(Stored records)
--- Begin ---

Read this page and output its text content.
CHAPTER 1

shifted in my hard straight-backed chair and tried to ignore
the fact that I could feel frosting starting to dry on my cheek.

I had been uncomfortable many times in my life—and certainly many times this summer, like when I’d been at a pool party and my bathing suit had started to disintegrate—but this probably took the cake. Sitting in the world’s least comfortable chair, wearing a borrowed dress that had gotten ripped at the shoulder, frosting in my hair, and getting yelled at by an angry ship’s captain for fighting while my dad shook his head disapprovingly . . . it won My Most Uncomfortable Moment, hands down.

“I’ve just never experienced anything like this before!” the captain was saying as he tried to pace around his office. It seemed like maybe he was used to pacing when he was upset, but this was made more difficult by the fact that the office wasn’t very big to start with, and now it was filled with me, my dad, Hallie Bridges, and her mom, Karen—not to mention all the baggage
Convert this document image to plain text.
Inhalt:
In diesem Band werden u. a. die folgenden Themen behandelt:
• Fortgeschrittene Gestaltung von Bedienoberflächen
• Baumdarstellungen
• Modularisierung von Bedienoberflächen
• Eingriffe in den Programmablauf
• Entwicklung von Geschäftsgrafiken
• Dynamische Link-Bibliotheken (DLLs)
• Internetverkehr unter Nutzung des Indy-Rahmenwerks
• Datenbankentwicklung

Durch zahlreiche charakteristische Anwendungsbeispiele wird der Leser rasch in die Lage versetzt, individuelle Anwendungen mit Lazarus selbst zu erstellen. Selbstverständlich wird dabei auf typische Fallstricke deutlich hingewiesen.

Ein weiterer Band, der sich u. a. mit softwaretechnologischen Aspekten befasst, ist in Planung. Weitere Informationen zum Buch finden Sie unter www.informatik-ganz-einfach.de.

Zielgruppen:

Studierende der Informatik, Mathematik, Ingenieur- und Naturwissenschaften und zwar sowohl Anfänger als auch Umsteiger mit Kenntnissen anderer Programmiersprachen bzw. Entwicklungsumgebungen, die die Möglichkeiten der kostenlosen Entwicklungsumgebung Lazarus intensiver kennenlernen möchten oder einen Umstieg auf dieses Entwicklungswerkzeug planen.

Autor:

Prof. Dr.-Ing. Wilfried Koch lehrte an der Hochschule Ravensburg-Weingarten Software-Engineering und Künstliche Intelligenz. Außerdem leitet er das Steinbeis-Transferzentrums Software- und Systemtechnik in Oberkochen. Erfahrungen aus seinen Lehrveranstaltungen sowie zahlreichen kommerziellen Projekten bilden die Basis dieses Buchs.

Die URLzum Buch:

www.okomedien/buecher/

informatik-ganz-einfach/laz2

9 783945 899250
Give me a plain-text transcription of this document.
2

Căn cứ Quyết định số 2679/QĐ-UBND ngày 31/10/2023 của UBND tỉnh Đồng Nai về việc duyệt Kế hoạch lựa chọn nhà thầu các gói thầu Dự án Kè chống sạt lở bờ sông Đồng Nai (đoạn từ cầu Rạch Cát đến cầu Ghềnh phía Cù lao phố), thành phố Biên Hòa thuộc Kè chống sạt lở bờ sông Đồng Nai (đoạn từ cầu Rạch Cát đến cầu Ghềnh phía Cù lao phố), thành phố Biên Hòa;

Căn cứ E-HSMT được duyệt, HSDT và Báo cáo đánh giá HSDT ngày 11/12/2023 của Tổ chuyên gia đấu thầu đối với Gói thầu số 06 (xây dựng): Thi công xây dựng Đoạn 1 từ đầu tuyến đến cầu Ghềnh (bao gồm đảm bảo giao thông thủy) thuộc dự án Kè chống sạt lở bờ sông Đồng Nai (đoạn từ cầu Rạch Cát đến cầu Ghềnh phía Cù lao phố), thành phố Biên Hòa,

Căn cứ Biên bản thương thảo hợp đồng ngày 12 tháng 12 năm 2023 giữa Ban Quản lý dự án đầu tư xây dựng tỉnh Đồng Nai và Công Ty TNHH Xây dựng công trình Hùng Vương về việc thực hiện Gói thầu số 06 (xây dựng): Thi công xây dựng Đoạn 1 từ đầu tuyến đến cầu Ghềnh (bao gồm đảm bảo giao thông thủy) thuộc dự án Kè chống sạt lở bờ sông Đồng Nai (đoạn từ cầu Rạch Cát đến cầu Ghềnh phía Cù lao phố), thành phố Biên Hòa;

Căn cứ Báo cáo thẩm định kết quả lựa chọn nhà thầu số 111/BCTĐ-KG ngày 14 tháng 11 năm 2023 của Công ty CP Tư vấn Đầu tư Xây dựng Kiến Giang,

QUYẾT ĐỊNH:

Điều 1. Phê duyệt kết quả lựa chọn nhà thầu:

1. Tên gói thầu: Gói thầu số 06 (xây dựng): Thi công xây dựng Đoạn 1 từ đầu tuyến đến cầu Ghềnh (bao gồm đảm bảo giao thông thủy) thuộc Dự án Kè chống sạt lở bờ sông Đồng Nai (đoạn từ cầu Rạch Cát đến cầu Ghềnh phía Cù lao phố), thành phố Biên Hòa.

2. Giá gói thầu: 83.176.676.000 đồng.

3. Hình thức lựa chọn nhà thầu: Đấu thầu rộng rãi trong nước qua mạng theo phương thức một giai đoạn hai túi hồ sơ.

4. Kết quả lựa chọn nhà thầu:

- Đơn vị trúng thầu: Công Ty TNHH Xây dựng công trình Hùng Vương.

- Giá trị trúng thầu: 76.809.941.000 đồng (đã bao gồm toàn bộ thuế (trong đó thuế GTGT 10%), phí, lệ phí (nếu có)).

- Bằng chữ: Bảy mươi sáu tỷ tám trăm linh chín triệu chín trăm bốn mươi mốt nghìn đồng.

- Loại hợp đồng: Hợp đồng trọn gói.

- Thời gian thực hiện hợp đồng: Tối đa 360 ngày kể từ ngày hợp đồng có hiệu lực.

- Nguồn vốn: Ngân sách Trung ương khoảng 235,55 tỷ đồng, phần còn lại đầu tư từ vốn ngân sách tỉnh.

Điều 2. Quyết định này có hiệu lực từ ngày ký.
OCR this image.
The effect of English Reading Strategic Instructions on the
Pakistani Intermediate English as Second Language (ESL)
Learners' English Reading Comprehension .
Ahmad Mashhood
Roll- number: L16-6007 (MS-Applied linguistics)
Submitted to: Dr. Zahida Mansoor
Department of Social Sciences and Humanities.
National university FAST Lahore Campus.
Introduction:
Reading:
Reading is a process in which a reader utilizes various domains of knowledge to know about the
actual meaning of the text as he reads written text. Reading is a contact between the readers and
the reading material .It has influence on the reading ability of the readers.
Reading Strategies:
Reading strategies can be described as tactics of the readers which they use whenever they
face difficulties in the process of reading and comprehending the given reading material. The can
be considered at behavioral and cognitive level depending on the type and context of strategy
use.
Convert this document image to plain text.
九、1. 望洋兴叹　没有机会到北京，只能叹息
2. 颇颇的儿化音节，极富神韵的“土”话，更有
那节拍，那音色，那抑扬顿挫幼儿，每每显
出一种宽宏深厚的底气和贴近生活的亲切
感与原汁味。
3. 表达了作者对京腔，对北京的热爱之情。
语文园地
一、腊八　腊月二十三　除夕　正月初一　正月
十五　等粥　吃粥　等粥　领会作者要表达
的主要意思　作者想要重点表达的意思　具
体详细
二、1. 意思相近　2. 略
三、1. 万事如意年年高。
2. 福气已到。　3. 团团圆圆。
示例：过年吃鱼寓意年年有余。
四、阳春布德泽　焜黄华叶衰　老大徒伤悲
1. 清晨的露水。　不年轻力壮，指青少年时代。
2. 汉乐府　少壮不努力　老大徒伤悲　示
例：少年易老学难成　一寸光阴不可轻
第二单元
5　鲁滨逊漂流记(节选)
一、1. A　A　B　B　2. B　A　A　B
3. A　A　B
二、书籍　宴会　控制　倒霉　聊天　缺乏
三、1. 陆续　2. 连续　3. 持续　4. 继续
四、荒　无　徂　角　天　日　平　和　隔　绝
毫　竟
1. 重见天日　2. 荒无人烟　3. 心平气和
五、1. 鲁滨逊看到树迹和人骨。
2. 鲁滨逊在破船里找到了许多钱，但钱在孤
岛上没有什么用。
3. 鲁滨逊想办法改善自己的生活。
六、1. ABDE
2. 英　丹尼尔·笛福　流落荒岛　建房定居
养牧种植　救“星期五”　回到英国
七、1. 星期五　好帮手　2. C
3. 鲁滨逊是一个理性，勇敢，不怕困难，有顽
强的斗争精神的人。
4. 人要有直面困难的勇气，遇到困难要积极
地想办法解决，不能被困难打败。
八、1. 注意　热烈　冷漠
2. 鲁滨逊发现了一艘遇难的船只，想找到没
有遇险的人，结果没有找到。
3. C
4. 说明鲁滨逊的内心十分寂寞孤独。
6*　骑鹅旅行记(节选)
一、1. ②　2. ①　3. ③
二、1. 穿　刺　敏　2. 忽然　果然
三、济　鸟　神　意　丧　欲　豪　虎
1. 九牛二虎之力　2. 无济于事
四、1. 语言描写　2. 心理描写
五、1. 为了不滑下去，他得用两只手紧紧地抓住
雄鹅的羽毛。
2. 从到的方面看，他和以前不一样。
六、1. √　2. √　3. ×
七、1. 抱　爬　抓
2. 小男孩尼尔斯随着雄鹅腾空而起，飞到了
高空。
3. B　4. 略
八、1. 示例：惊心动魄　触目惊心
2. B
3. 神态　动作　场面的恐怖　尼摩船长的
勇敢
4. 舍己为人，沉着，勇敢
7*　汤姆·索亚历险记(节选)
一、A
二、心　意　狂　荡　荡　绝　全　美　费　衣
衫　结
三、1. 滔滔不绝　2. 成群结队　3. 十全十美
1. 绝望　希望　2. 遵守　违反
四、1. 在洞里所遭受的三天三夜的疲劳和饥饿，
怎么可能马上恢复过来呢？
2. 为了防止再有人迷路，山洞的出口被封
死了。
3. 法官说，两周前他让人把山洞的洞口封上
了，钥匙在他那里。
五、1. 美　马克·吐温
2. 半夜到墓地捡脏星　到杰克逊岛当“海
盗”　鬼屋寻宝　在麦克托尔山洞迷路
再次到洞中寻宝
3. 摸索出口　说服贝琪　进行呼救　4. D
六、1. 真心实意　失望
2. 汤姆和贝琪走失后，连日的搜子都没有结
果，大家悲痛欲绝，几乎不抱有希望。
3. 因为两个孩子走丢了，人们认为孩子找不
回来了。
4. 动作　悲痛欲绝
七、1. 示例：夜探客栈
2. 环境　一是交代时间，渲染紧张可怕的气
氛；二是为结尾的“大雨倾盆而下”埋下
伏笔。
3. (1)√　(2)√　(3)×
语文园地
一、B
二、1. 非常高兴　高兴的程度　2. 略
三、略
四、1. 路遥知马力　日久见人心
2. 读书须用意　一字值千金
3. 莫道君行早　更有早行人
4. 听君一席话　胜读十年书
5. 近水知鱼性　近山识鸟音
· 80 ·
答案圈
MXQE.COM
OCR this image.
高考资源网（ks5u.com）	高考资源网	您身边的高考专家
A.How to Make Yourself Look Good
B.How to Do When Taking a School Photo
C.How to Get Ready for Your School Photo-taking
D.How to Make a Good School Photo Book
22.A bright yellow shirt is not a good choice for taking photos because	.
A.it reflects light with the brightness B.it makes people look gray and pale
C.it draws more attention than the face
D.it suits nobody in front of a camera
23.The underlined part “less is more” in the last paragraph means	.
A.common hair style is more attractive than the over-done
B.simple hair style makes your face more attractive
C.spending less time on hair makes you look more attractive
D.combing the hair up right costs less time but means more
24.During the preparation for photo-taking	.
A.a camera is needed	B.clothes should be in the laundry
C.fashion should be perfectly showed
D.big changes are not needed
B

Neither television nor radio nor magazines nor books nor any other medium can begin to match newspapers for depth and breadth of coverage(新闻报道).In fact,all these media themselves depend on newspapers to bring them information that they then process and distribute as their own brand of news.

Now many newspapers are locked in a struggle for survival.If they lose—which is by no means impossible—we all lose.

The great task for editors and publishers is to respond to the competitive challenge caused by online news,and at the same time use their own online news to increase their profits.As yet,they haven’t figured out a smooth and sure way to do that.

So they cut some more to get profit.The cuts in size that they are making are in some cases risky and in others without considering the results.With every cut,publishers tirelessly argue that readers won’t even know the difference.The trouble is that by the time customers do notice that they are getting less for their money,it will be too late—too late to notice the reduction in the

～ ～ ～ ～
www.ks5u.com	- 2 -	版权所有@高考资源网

--- End ---

• _THE EXERCISE_: Reply with nothing except the number of lines in the listing above that include "hiệu".

• _WRITTEN RESPONSE_: 2